:: WHAT IS BEING ASKED ::
Write every record out again exactly, and keep images out of it.

[START DATA FOR THIS EXERCISE]

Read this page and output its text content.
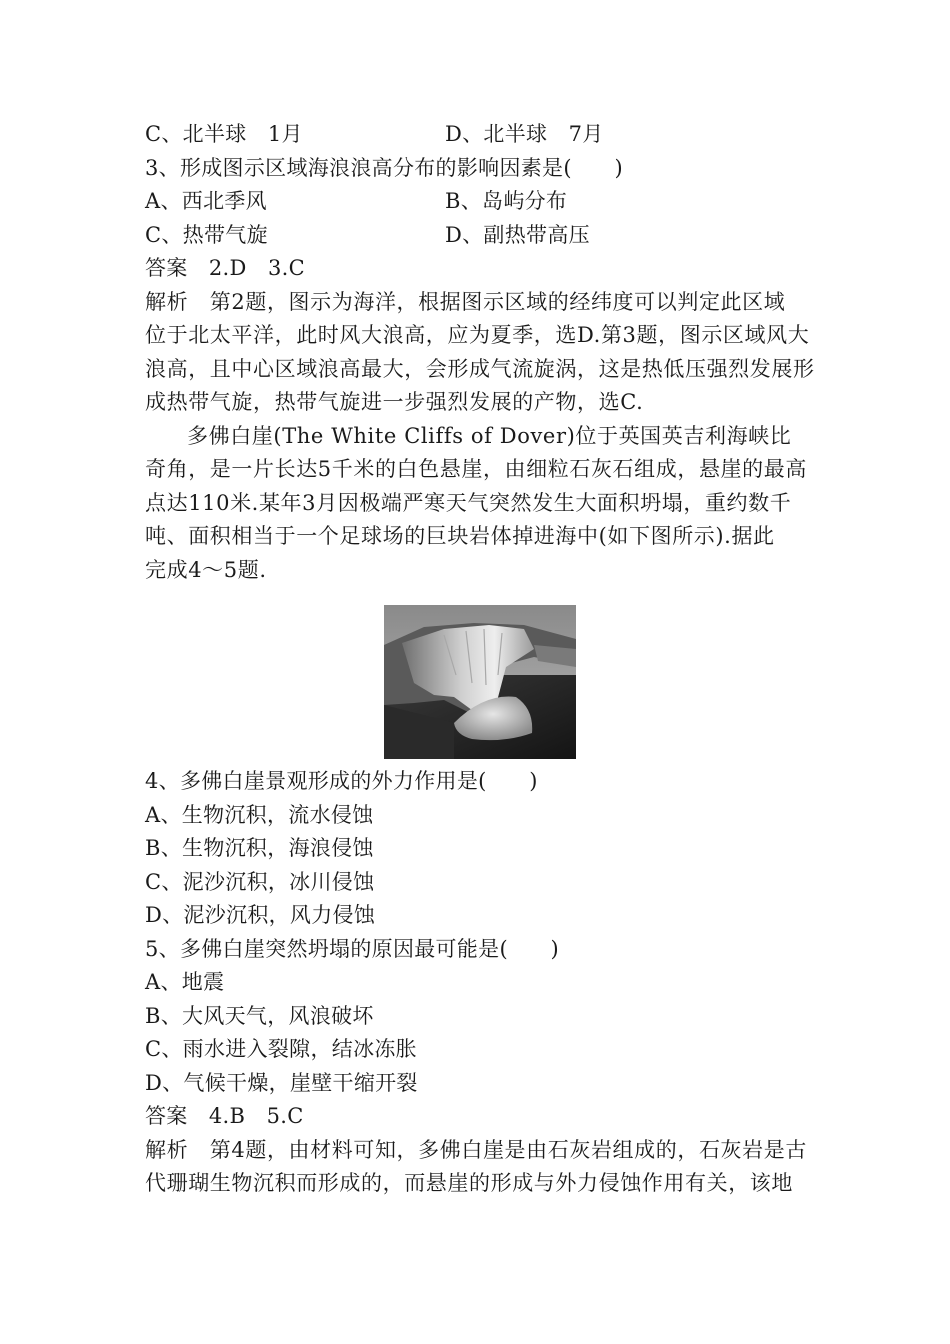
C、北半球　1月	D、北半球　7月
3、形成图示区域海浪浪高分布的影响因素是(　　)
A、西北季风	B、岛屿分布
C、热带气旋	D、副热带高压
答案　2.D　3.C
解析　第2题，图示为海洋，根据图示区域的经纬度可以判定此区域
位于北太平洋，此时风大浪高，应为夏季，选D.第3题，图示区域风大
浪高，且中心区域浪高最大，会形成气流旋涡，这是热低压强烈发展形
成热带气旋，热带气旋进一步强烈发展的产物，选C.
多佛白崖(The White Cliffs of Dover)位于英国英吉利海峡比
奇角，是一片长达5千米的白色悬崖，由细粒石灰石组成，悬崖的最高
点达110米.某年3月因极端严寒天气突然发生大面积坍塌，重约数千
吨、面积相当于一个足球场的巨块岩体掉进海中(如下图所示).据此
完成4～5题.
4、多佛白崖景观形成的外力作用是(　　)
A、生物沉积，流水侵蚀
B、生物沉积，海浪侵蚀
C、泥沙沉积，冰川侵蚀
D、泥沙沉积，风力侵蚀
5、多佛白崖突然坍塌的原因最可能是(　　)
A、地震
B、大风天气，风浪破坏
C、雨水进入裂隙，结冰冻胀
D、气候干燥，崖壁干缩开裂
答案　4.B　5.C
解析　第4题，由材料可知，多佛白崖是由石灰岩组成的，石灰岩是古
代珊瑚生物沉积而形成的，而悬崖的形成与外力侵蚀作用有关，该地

[END DATA FOR THIS EXERCISE]

:: OUTPUT BELOW ::
Read this page and output its text content.
C、北半球　1月	D、北半球　7月
3、形成图示区域海浪浪高分布的影响因素是(　　)
A、西北季风	B、岛屿分布
C、热带气旋	D、副热带高压
答案　2.D　3.C
解析　第2题，图示为海洋，根据图示区域的经纬度可以判定此区域
位于北太平洋，此时风大浪高，应为夏季，选D.第3题，图示区域风大
浪高，且中心区域浪高最大，会形成气流旋涡，这是热低压强烈发展形
成热带气旋，热带气旋进一步强烈发展的产物，选C.
多佛白崖(The White Cliffs of Dover)位于英国英吉利海峡比
奇角，是一片长达5千米的白色悬崖，由细粒石灰石组成，悬崖的最高
点达110米.某年3月因极端严寒天气突然发生大面积坍塌，重约数千
吨、面积相当于一个足球场的巨块岩体掉进海中(如下图所示).据此
完成4～5题.
4、多佛白崖景观形成的外力作用是(　　)
A、生物沉积，流水侵蚀
B、生物沉积，海浪侵蚀
C、泥沙沉积，冰川侵蚀
D、泥沙沉积，风力侵蚀
5、多佛白崖突然坍塌的原因最可能是(　　)
A、地震
B、大风天气，风浪破坏
C、雨水进入裂隙，结冰冻胀
D、气候干燥，崖壁干缩开裂
答案　4.B　5.C
解析　第4题，由材料可知，多佛白崖是由石灰岩组成的，石灰岩是古
代珊瑚生物沉积而形成的，而悬崖的形成与外力侵蚀作用有关，该地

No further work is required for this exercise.